### Text
|Subject: International Tribunal the only
way forward, says LBH
Suara Pembaruan, 30 October 2000 Slightly abridged
An international tribunal is the only hope for bringing cases of crimes against humanity in East Timor to court. To this day, Indonesia still has no legislation which would enable these crimes to be tried, said Irianto Subiakto, director of the Jakarta Legal Aid Institute. LBH.
If a law on a human rights court is used for the East Timor cases, this will mean we are not respecting our own constitution, specifically the amendment to Article 28 which rules out retroactivity under all circumstances.
'By calling for an international tribunal, we are respecting the contents of that amended paragraph of our constitution,' he said.
The attorney-general's office has admitted that it has no idea what law will be used to try crimes against humanity in East Timor because the law on a human rights court is still under consideration by parliament and it is not clear when the law will be enacted.
In Irianto's view, for Indonesia to go ahead and try these cases, we would be violating our own constitution. To do so would be seen by the international community as not being serious, and as meaning that Indonesia is incapable of upholding human rights.
He said that Indonesia confronts a serious dilemma over how to handle these cases and suggested that the Supreme Court should issue a legal opinion to ensure that courts conduct their cases without bias and in an objective fashion.

(Records from a collection)

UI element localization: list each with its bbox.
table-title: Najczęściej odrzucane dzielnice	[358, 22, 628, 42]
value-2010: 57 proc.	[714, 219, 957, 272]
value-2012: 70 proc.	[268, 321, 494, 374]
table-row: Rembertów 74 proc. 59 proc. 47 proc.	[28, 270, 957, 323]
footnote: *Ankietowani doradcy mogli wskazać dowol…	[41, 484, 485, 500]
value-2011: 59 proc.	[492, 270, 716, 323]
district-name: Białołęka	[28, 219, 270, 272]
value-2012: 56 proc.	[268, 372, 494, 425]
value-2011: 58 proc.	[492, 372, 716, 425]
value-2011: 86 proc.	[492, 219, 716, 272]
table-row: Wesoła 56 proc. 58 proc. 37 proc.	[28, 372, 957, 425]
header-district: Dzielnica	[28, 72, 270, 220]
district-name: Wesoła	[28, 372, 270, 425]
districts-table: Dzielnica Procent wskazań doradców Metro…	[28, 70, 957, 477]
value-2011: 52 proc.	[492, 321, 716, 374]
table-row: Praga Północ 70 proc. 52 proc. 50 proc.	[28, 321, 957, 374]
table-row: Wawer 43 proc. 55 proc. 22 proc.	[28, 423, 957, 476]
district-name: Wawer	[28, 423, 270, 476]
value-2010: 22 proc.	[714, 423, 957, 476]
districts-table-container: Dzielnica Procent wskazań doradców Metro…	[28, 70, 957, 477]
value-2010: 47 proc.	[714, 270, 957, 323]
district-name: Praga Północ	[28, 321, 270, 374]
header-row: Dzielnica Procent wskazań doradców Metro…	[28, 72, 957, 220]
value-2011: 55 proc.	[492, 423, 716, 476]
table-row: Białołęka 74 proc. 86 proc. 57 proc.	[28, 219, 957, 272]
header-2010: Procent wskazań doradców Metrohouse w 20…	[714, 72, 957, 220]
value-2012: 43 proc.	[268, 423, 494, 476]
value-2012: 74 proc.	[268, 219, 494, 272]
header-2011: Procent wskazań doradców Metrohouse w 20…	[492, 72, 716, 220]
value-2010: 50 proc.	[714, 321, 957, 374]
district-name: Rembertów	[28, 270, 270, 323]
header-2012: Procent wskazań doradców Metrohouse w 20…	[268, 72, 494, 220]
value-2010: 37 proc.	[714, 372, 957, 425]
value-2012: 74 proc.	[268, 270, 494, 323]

### Tasks for this exercise
A – Decide whether each statement agrees with the article on the international tribunal: (i) Irianto Subiakto is the director of the Jakarta Legal Aid Institute; (ii) the attorney-general's office has stated which law will be used to try crimes against humanity in East Timor; (iii) Irianto suggested that the Supreme Court issue a legal opinion. Answer yes or no for each and quote the deciding words.
B – Reproduce the passage of the article on the international tribunal starting with "The attorney-general's office" and going on through "upholding human rights.".

### Replies
A –
(i) Yes: "said Irianto Subiakto, director of the Jakarta Legal Aid Institute."
(ii) No: "The attorney-general's office has admitted that it has no idea what law will be used to try crimes against humanity in East Timor"
(iii) Yes: "suggested that the Supreme Court should issue a legal opinion"

B –
The attorney-general's office has admitted that it has no idea what law will be used to try crimes against humanity in East Timor because the law on a human rights court is still under consideration by parliament and it is not clear when the law will be enacted.
In Irianto's view, for Indonesia to go ahead and try these cases, we would be violating our own constitution. To do so would be seen by the international community as not being serious, and as meaning that Indonesia is incapable of upholding human rights.